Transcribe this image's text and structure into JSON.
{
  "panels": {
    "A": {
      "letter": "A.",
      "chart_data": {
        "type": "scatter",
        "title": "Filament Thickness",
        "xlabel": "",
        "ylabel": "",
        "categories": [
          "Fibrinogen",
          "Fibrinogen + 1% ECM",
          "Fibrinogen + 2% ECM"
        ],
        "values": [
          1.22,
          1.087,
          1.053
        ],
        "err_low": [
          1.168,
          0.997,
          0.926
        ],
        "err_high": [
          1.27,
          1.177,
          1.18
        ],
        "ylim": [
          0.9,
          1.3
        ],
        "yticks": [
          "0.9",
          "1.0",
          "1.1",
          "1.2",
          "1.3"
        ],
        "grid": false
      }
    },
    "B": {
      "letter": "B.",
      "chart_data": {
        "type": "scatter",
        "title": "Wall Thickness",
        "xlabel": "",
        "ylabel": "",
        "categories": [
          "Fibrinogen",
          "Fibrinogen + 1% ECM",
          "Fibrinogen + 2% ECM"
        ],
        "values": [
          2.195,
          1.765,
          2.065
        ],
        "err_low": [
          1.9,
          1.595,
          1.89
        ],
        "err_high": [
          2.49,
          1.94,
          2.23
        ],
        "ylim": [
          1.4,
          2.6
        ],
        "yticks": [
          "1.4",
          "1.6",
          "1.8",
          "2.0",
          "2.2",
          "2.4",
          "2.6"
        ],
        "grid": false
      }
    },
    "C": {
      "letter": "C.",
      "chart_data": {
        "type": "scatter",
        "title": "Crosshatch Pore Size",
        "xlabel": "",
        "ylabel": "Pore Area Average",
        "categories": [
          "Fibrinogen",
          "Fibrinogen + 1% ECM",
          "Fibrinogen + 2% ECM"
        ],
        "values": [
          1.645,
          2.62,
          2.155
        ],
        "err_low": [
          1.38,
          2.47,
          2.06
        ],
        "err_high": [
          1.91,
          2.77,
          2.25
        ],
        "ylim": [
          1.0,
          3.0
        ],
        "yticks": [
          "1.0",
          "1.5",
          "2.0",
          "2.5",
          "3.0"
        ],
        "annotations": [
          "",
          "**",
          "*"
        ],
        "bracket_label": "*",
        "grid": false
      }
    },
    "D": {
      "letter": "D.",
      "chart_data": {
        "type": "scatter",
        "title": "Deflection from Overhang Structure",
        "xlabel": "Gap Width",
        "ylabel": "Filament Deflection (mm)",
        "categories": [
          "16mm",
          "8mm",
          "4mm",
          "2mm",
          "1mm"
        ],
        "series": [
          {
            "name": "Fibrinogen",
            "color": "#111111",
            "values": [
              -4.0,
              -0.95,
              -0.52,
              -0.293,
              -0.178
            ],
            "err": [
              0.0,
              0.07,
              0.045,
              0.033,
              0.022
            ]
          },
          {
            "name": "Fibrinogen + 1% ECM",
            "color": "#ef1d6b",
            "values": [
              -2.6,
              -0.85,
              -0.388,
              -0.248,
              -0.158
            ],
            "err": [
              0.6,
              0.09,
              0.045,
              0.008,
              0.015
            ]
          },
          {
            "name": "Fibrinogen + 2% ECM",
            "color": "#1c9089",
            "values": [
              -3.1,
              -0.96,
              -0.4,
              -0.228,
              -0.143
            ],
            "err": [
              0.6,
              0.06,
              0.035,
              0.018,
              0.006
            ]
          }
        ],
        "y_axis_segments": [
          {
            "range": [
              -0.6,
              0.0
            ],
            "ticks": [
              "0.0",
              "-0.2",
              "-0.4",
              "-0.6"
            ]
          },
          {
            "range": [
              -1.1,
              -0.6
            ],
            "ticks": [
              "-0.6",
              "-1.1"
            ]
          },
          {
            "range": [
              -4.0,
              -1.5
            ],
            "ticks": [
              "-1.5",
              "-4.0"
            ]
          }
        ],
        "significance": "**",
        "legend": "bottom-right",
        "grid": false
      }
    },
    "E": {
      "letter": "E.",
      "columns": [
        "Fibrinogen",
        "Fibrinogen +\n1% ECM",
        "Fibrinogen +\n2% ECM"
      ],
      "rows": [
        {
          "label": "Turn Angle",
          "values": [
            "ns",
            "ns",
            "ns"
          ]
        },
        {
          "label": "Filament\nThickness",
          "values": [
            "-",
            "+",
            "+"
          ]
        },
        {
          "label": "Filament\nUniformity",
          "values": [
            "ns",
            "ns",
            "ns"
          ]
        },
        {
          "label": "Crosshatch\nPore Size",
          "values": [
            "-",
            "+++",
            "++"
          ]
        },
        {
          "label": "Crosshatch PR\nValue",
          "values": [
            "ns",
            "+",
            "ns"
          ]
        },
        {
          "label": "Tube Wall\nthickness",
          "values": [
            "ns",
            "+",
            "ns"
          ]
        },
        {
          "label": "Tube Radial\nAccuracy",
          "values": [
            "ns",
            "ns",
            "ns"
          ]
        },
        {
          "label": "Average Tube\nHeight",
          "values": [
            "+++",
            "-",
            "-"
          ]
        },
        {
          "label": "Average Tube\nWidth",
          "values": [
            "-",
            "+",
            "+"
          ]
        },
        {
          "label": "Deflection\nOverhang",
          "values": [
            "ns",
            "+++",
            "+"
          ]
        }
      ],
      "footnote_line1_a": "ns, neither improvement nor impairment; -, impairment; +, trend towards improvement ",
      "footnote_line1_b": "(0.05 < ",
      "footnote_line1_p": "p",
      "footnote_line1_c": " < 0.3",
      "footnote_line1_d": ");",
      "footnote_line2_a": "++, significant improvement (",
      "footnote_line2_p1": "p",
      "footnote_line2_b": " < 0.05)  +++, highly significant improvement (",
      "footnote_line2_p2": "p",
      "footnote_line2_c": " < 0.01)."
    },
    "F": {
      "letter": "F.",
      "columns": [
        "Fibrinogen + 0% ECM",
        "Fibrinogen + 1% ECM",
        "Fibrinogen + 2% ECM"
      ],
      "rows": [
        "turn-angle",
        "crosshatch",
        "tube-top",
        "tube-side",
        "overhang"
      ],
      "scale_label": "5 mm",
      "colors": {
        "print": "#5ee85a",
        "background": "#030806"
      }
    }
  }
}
= = = = = = =
[The exercise]
Provide an exact reproduction of all the entries shown above.

[Expected answer]
Transcribe this image's text and structure into JSON.
{
  "panels": {
    "A": {
      "letter": "A.",
      "chart_data": {
        "type": "scatter",
        "title": "Filament Thickness",
        "xlabel": "",
        "ylabel": "",
        "categories": [
          "Fibrinogen",
          "Fibrinogen + 1% ECM",
          "Fibrinogen + 2% ECM"
        ],
        "values": [
          1.22,
          1.087,
          1.053
        ],
        "err_low": [
          1.168,
          0.997,
          0.926
        ],
        "err_high": [
          1.27,
          1.177,
          1.18
        ],
        "ylim": [
          0.9,
          1.3
        ],
        "yticks": [
          "0.9",
          "1.0",
          "1.1",
          "1.2",
          "1.3"
        ],
        "grid": false
      }
    },
    "B": {
      "letter": "B.",
      "chart_data": {
        "type": "scatter",
        "title": "Wall Thickness",
        "xlabel": "",
        "ylabel": "",
        "categories": [
          "Fibrinogen",
          "Fibrinogen + 1% ECM",
          "Fibrinogen + 2% ECM"
        ],
        "values": [
          2.195,
          1.765,
          2.065
        ],
        "err_low": [
          1.9,
          1.595,
          1.89
        ],
        "err_high": [
          2.49,
          1.94,
          2.23
        ],
        "ylim": [
          1.4,
          2.6
        ],
        "yticks": [
          "1.4",
          "1.6",
          "1.8",
          "2.0",
          "2.2",
          "2.4",
          "2.6"
        ],
        "grid": false
      }
    },
    "C": {
      "letter": "C.",
      "chart_data": {
        "type": "scatter",
        "title": "Crosshatch Pore Size",
        "xlabel": "",
        "ylabel": "Pore Area Average",
        "categories": [
          "Fibrinogen",
          "Fibrinogen + 1% ECM",
          "Fibrinogen + 2% ECM"
        ],
        "values": [
          1.645,
          2.62,
          2.155
        ],
        "err_low": [
          1.38,
          2.47,
          2.06
        ],
        "err_high": [
          1.91,
          2.77,
          2.25
        ],
        "ylim": [
          1.0,
          3.0
        ],
        "yticks": [
          "1.0",
          "1.5",
          "2.0",
          "2.5",
          "3.0"
        ],
        "annotations": [
          "",
          "**",
          "*"
        ],
        "bracket_label": "*",
        "grid": false
      }
    },
    "D": {
      "letter": "D.",
      "chart_data": {
        "type": "scatter",
        "title": "Deflection from Overhang Structure",
        "xlabel": "Gap Width",
        "ylabel": "Filament Deflection (mm)",
        "categories": [
          "16mm",
          "8mm",
          "4mm",
          "2mm",
          "1mm"
        ],
        "series": [
          {
            "name": "Fibrinogen",
            "color": "#111111",
            "values": [
              -4.0,
              -0.95,
              -0.52,
              -0.293,
              -0.178
            ],
            "err": [
              0.0,
              0.07,
              0.045,
              0.033,
              0.022
            ]
          },
          {
            "name": "Fibrinogen + 1% ECM",
            "color": "#ef1d6b",
            "values": [
              -2.6,
              -0.85,
              -0.388,
              -0.248,
              -0.158
            ],
            "err": [
              0.6,
              0.09,
              0.045,
              0.008,
              0.015
            ]
          },
          {
            "name": "Fibrinogen + 2% ECM",
            "color": "#1c9089",
            "values": [
              -3.1,
              -0.96,
              -0.4,
              -0.228,
              -0.143
            ],
            "err": [
              0.6,
              0.06,
              0.035,
              0.018,
              0.006
            ]
          }
        ],
        "y_axis_segments": [
          {
            "range": [
              -0.6,
              0.0
            ],
            "ticks": [
              "0.0",
              "-0.2",
              "-0.4",
              "-0.6"
            ]
          },
          {
            "range": [
              -1.1,
              -0.6
            ],
            "ticks": [
              "-0.6",
              "-1.1"
            ]
          },
          {
            "range": [
              -4.0,
              -1.5
            ],
            "ticks": [
              "-1.5",
              "-4.0"
            ]
          }
        ],
        "significance": "**",
        "legend": "bottom-right",
        "grid": false
      }
    },
    "E": {
      "letter": "E.",
      "columns": [
        "Fibrinogen",
        "Fibrinogen +\n1% ECM",
        "Fibrinogen +\n2% ECM"
      ],
      "rows": [
        {
          "label": "Turn Angle",
          "values": [
            "ns",
            "ns",
            "ns"
          ]
        },
        {
          "label": "Filament\nThickness",
          "values": [
            "-",
            "+",
            "+"
          ]
        },
        {
          "label": "Filament\nUniformity",
          "values": [
            "ns",
            "ns",
            "ns"
          ]
        },
        {
          "label": "Crosshatch\nPore Size",
          "values": [
            "-",
            "+++",
            "++"
          ]
        },
        {
          "label": "Crosshatch PR\nValue",
          "values": [
            "ns",
            "+",
            "ns"
          ]
        },
        {
          "label": "Tube Wall\nthickness",
          "values": [
            "ns",
            "+",
            "ns"
          ]
        },
        {
          "label": "Tube Radial\nAccuracy",
          "values": [
            "ns",
            "ns",
            "ns"
          ]
        },
        {
          "label": "Average Tube\nHeight",
          "values": [
            "+++",
            "-",
            "-"
          ]
        },
        {
          "label": "Average Tube\nWidth",
          "values": [
            "-",
            "+",
            "+"
          ]
        },
        {
          "label": "Deflection\nOverhang",
          "values": [
            "ns",
            "+++",
            "+"
          ]
        }
      ],
      "footnote_line1_a": "ns, neither improvement nor impairment; -, impairment; +, trend towards improvement ",
      "footnote_line1_b": "(0.05 < ",
      "footnote_line1_p": "p",
      "footnote_line1_c": " < 0.3",
      "footnote_line1_d": ");",
      "footnote_line2_a": "++, significant improvement (",
      "footnote_line2_p1": "p",
      "footnote_line2_b": " < 0.05)  +++, highly significant improvement (",
      "footnote_line2_p2": "p",
      "footnote_line2_c": " < 0.01)."
    },
    "F": {
      "letter": "F.",
      "columns": [
        "Fibrinogen + 0% ECM",
        "Fibrinogen + 1% ECM",
        "Fibrinogen + 2% ECM"
      ],
      "rows": [
        "turn-angle",
        "crosshatch",
        "tube-top",
        "tube-side",
        "overhang"
      ],
      "scale_label": "5 mm",
      "colors": {
        "print": "#5ee85a",
        "background": "#030806"
      }
    }
  }
}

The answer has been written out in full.